··· Source records ···

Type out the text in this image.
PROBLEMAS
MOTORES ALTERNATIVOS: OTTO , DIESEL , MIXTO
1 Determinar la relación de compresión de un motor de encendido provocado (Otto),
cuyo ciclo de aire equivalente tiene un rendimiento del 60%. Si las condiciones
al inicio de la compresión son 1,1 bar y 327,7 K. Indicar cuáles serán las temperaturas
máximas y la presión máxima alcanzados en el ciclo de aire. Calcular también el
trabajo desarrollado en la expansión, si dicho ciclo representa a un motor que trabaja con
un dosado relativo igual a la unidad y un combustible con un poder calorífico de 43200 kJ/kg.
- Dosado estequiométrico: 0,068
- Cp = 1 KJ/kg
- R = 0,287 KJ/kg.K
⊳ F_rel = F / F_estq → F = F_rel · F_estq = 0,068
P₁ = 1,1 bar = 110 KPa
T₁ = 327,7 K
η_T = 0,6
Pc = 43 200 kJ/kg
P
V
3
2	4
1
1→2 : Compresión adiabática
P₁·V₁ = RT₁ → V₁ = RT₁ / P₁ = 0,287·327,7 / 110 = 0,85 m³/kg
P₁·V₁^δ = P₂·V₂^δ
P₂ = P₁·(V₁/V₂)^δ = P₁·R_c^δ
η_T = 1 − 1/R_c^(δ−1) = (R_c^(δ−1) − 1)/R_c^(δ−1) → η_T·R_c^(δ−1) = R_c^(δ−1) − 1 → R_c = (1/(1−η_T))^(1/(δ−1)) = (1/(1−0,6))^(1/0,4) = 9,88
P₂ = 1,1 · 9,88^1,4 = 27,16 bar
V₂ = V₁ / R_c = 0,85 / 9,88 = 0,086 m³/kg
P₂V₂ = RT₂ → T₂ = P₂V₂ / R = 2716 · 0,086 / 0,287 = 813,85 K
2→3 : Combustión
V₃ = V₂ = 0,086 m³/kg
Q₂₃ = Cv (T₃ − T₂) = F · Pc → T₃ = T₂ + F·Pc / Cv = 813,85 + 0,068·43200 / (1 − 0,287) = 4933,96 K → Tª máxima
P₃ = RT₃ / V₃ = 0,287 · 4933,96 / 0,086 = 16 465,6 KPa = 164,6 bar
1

···

» **Exercise instructions**
Reproduce the material above, every line of it, exactly.

» **Full output**
Type out the text in this image.
PROBLEMAS
MOTORES ALTERNATIVOS: OTTO , DIESEL , MIXTO
1 Determinar la relación de compresión de un motor de encendido provocado (Otto),
cuyo ciclo de aire equivalente tiene un rendimiento del 60%. Si las condiciones
al inicio de la compresión son 1,1 bar y 327,7 K. Indicar cuáles serán las temperaturas
máximas y la presión máxima alcanzados en el ciclo de aire. Calcular también el
trabajo desarrollado en la expansión, si dicho ciclo representa a un motor que trabaja con
un dosado relativo igual a la unidad y un combustible con un poder calorífico de 43200 kJ/kg.
- Dosado estequiométrico: 0,068
- Cp = 1 KJ/kg
- R = 0,287 KJ/kg.K
⊳ F_rel = F / F_estq → F = F_rel · F_estq = 0,068
P₁ = 1,1 bar = 110 KPa
T₁ = 327,7 K
η_T = 0,6
Pc = 43 200 kJ/kg
P
V
3
2	4
1
1→2 : Compresión adiabática
P₁·V₁ = RT₁ → V₁ = RT₁ / P₁ = 0,287·327,7 / 110 = 0,85 m³/kg
P₁·V₁^δ = P₂·V₂^δ
P₂ = P₁·(V₁/V₂)^δ = P₁·R_c^δ
η_T = 1 − 1/R_c^(δ−1) = (R_c^(δ−1) − 1)/R_c^(δ−1) → η_T·R_c^(δ−1) = R_c^(δ−1) − 1 → R_c = (1/(1−η_T))^(1/(δ−1)) = (1/(1−0,6))^(1/0,4) = 9,88
P₂ = 1,1 · 9,88^1,4 = 27,16 bar
V₂ = V₁ / R_c = 0,85 / 9,88 = 0,086 m³/kg
P₂V₂ = RT₂ → T₂ = P₂V₂ / R = 2716 · 0,086 / 0,287 = 813,85 K
2→3 : Combustión
V₃ = V₂ = 0,086 m³/kg
Q₂₃ = Cv (T₃ − T₂) = F · Pc → T₃ = T₂ + F·Pc / Cv = 813,85 + 0,068·43200 / (1 − 0,287) = 4933,96 K → Tª máxima
P₃ = RT₃ / V₃ = 0,287 · 4933,96 / 0,086 = 16 465,6 KPa = 164,6 bar
1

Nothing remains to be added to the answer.